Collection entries

▶

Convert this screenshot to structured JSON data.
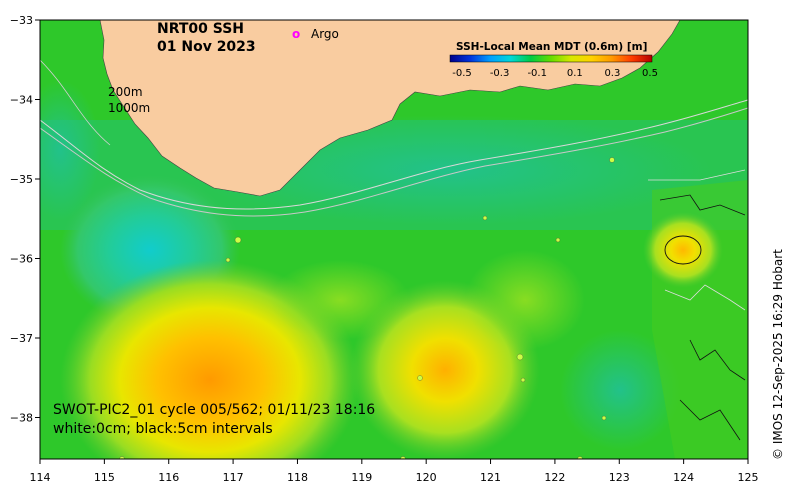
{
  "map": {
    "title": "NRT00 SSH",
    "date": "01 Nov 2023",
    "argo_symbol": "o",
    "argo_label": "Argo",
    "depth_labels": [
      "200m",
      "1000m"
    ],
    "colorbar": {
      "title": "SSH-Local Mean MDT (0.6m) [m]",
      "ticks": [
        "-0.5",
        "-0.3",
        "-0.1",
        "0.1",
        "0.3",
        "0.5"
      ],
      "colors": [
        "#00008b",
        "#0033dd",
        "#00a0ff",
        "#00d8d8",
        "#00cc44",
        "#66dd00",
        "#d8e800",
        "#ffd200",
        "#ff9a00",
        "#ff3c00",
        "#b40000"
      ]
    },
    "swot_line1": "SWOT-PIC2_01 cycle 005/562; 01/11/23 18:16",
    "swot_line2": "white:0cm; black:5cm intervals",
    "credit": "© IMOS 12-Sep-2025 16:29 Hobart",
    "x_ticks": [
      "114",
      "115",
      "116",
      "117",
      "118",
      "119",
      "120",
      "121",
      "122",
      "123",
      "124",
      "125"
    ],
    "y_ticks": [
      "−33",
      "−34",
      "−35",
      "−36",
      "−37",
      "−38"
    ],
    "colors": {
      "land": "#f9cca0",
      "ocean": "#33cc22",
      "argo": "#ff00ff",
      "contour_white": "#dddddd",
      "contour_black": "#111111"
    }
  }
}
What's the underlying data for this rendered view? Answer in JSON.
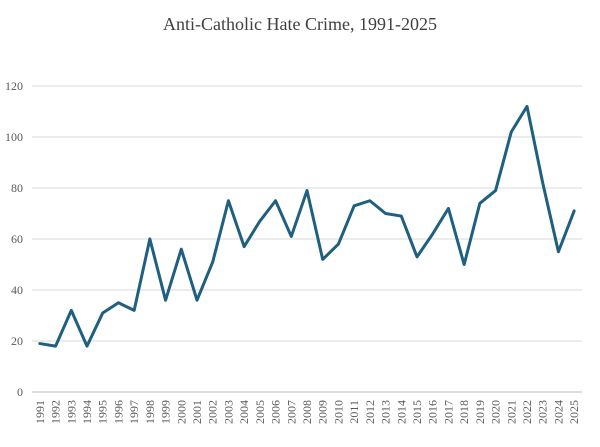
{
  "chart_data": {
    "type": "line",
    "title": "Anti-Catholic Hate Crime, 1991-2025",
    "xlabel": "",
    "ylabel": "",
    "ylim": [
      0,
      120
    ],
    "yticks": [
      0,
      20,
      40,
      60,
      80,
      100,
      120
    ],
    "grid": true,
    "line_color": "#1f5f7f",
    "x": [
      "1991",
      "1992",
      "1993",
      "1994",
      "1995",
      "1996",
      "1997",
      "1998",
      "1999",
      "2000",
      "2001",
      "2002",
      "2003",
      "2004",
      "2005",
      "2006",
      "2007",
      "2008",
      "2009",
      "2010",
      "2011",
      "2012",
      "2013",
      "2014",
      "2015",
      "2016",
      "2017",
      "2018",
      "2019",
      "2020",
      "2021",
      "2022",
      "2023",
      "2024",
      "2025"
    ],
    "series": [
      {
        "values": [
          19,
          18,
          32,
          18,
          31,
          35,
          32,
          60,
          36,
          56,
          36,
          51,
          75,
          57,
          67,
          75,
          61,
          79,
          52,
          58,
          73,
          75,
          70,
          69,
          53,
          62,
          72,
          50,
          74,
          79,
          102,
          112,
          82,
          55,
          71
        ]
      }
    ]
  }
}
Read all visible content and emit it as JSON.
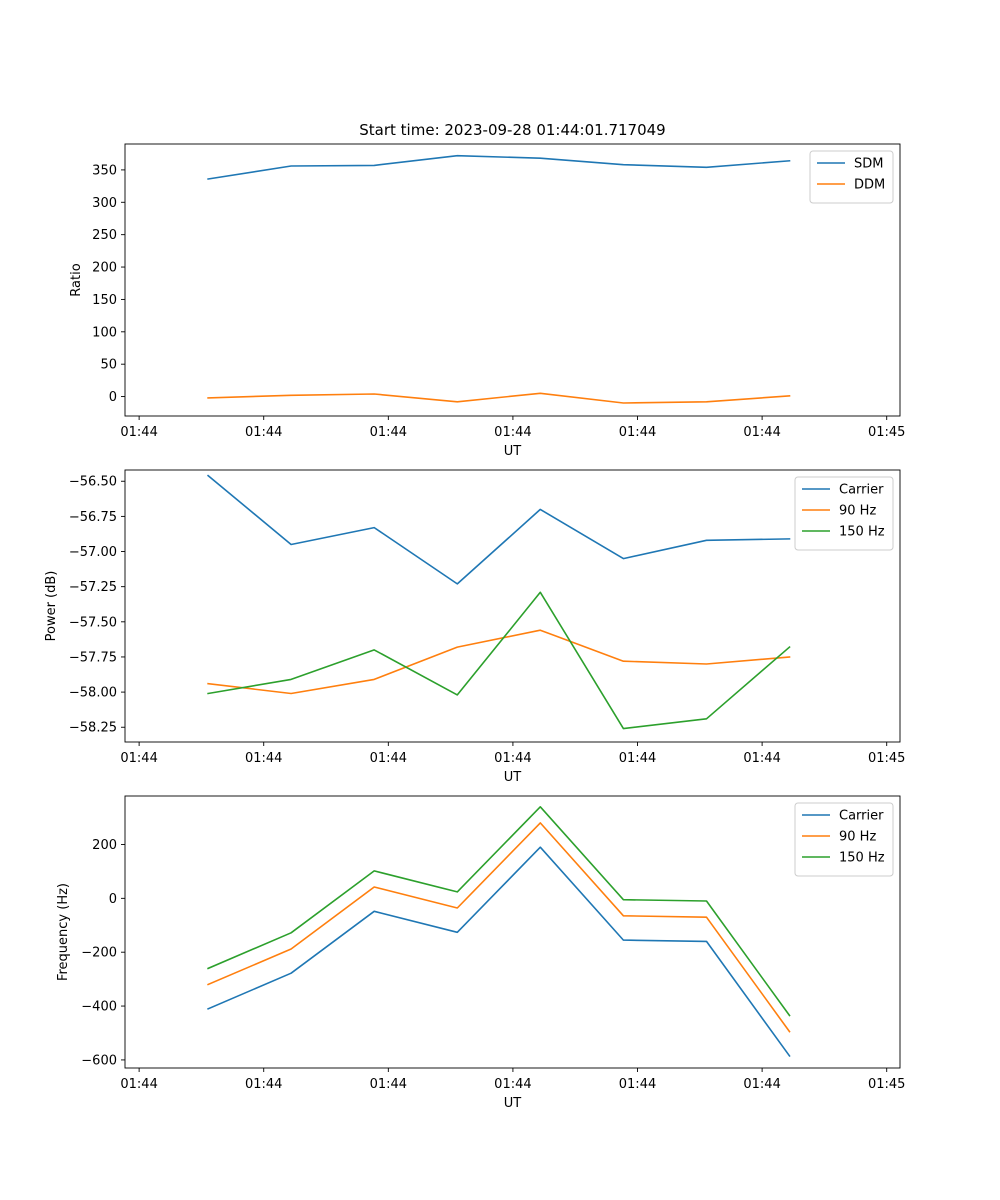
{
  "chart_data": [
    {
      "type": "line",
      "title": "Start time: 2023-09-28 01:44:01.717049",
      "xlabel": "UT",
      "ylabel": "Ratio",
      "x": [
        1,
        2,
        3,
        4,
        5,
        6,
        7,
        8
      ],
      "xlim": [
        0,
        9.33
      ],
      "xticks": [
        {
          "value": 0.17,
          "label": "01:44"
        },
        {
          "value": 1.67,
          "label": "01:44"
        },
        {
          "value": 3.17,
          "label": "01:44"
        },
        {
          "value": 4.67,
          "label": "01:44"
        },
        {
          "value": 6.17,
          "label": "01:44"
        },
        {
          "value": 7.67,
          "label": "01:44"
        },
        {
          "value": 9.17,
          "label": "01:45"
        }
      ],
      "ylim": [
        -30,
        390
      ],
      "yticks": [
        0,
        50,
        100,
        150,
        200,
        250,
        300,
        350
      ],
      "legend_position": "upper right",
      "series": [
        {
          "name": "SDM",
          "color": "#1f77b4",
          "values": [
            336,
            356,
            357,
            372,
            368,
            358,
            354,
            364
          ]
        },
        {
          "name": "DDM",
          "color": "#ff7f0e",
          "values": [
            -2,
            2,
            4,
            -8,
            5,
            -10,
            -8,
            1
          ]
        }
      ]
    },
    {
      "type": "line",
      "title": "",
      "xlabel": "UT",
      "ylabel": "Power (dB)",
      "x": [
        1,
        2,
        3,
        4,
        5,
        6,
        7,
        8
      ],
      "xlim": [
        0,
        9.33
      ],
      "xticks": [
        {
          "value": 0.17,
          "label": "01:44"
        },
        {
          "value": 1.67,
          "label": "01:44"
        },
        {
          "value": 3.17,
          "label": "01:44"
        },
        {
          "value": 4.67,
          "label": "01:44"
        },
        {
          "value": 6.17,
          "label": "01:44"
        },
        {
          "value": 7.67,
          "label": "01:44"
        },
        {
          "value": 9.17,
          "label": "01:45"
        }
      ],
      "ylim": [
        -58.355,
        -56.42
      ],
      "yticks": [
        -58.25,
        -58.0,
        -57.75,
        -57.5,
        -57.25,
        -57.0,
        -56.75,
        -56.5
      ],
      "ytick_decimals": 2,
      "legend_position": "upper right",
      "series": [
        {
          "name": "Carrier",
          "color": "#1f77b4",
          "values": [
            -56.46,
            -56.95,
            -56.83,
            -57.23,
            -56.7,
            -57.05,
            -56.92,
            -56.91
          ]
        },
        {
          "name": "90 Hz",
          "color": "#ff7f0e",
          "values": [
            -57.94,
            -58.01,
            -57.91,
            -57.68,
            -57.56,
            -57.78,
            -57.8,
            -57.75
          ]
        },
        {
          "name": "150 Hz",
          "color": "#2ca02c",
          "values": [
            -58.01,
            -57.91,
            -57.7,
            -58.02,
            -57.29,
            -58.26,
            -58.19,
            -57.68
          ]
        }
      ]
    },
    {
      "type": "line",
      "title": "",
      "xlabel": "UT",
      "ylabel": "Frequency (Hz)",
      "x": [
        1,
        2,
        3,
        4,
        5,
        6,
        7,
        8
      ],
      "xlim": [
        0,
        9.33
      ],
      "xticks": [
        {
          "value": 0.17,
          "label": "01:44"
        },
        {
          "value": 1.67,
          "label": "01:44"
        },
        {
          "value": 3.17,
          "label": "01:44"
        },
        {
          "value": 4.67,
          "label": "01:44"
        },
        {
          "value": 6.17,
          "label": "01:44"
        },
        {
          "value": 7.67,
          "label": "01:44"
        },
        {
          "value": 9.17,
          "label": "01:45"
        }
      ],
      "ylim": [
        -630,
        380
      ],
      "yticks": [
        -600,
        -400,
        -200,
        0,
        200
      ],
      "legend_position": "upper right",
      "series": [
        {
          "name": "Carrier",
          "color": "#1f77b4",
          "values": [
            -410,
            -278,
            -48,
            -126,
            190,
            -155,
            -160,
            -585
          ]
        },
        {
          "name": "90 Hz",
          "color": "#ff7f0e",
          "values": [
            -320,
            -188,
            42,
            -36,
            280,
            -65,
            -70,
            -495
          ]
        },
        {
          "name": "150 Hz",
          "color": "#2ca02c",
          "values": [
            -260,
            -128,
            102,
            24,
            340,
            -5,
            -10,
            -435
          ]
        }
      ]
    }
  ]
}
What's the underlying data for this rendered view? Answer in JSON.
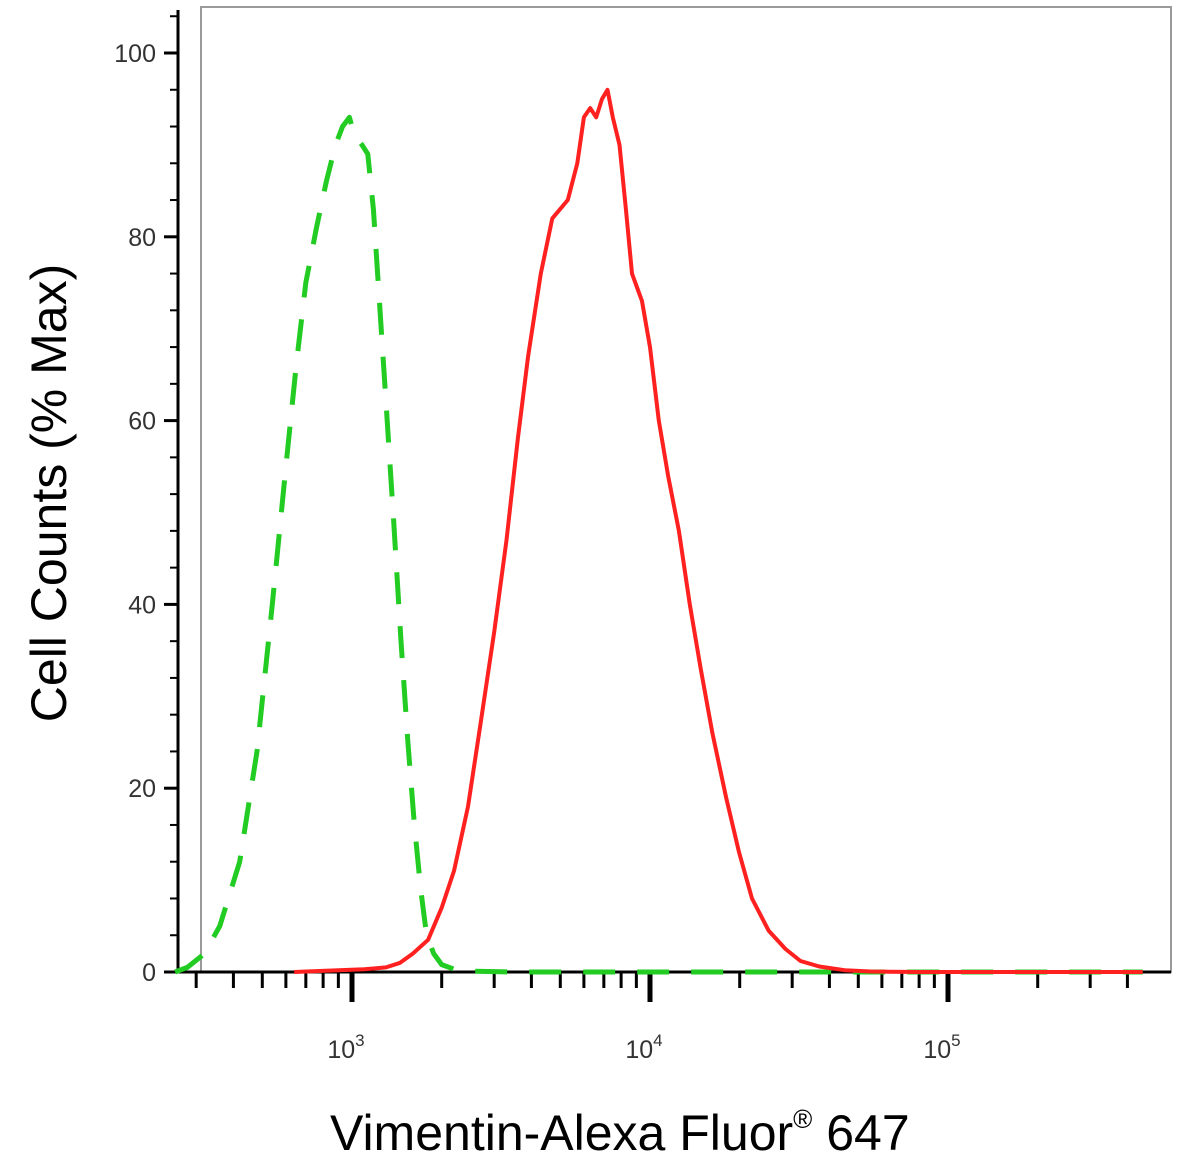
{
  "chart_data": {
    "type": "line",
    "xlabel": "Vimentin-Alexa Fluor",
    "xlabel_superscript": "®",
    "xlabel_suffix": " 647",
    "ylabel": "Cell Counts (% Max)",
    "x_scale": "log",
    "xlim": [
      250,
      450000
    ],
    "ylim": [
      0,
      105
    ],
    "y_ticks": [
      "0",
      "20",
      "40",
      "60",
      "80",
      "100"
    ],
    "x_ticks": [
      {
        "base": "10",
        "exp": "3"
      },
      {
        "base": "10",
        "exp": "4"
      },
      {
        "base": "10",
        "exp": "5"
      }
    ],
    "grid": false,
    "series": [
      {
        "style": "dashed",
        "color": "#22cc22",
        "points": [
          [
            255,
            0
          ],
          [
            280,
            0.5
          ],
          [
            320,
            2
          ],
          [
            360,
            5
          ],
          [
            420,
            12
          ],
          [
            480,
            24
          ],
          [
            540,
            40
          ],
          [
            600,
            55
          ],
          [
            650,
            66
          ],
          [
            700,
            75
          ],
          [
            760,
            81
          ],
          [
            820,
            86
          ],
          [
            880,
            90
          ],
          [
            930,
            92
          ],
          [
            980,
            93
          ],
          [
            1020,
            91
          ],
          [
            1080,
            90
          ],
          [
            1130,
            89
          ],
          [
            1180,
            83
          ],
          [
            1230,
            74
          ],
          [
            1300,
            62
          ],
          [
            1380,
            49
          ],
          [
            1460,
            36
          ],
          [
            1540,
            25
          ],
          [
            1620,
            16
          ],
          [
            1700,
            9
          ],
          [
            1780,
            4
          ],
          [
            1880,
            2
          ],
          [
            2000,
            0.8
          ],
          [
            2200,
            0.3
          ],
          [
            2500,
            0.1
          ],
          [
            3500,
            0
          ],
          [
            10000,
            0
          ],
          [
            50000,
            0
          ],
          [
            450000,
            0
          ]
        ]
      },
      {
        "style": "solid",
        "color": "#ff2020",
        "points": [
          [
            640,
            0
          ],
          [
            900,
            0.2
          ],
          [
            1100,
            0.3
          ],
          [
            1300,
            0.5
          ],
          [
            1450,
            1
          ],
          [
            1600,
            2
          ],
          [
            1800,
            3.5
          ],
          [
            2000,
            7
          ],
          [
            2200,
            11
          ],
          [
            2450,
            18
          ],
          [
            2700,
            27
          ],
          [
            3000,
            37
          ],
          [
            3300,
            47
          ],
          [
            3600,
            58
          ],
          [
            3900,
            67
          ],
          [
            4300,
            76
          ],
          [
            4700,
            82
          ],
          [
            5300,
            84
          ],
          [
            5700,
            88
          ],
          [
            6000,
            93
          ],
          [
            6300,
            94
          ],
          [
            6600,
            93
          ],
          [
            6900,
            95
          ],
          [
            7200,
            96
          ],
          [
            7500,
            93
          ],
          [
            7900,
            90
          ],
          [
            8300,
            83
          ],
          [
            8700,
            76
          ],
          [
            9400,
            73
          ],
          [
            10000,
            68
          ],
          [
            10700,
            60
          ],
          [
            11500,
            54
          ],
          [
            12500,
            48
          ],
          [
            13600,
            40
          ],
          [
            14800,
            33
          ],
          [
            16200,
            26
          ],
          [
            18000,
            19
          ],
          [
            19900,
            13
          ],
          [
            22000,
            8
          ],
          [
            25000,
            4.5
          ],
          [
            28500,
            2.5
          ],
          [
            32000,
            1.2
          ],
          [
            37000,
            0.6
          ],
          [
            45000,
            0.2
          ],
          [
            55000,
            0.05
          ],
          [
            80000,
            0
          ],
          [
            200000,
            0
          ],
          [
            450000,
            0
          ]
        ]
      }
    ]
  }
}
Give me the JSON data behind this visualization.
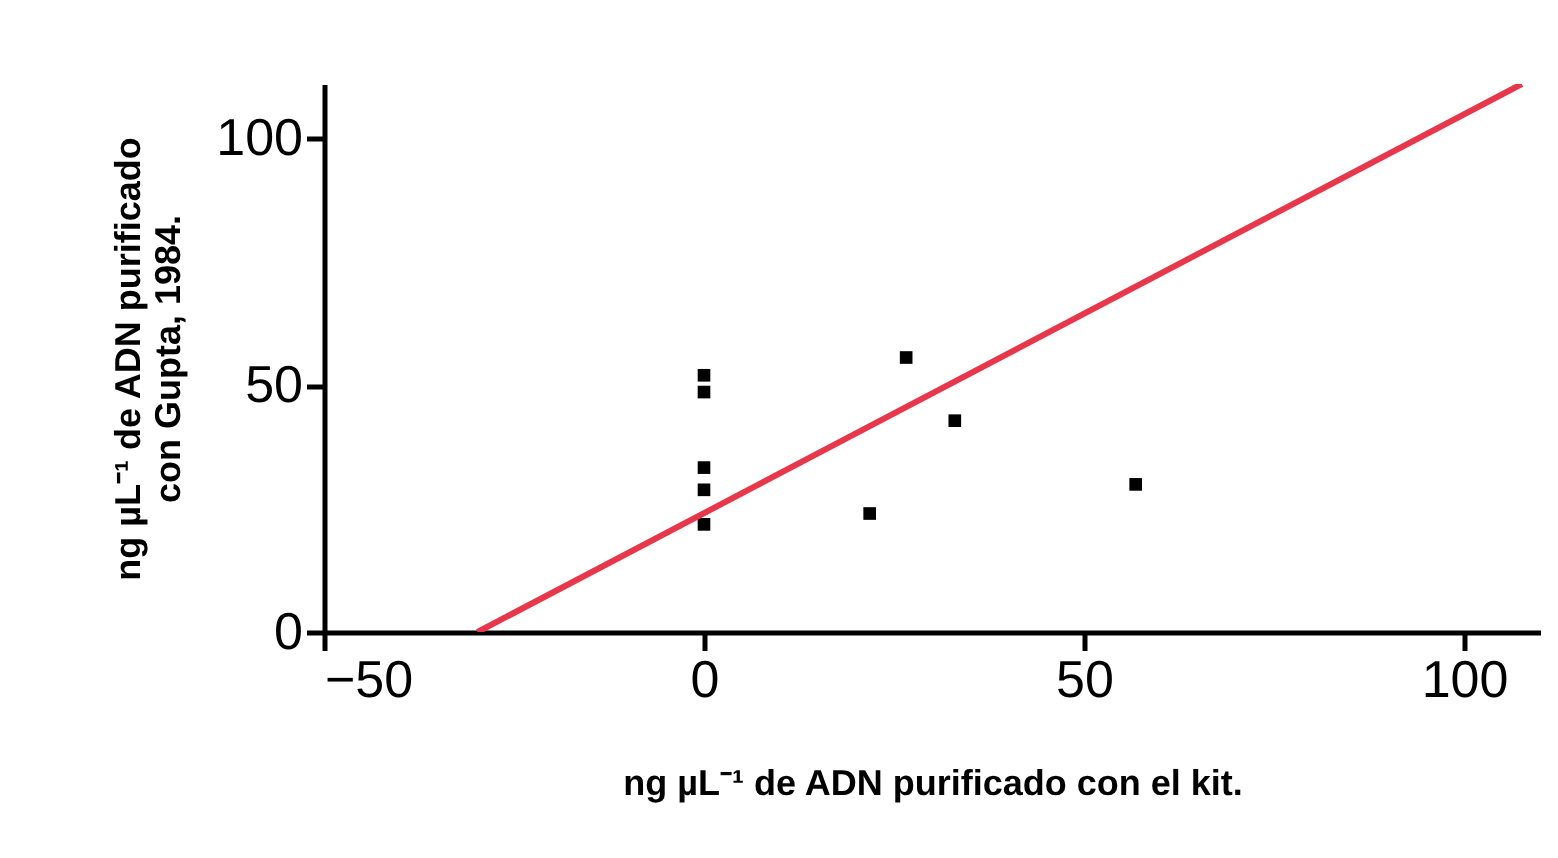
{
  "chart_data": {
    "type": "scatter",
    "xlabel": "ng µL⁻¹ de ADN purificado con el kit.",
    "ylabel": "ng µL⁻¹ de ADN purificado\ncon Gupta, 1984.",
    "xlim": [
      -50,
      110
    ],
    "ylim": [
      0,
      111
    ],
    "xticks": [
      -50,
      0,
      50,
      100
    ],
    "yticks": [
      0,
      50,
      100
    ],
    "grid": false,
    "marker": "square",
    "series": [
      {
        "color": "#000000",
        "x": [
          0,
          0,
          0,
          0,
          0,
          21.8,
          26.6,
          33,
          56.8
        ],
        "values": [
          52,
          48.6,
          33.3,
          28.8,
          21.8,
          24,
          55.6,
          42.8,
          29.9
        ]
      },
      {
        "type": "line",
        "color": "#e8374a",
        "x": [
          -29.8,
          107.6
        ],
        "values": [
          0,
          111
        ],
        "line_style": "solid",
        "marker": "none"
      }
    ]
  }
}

◀

### Problem details
Work out how many lines of the listing above include the word "JSON". Report only the number.

### Solution for this task
5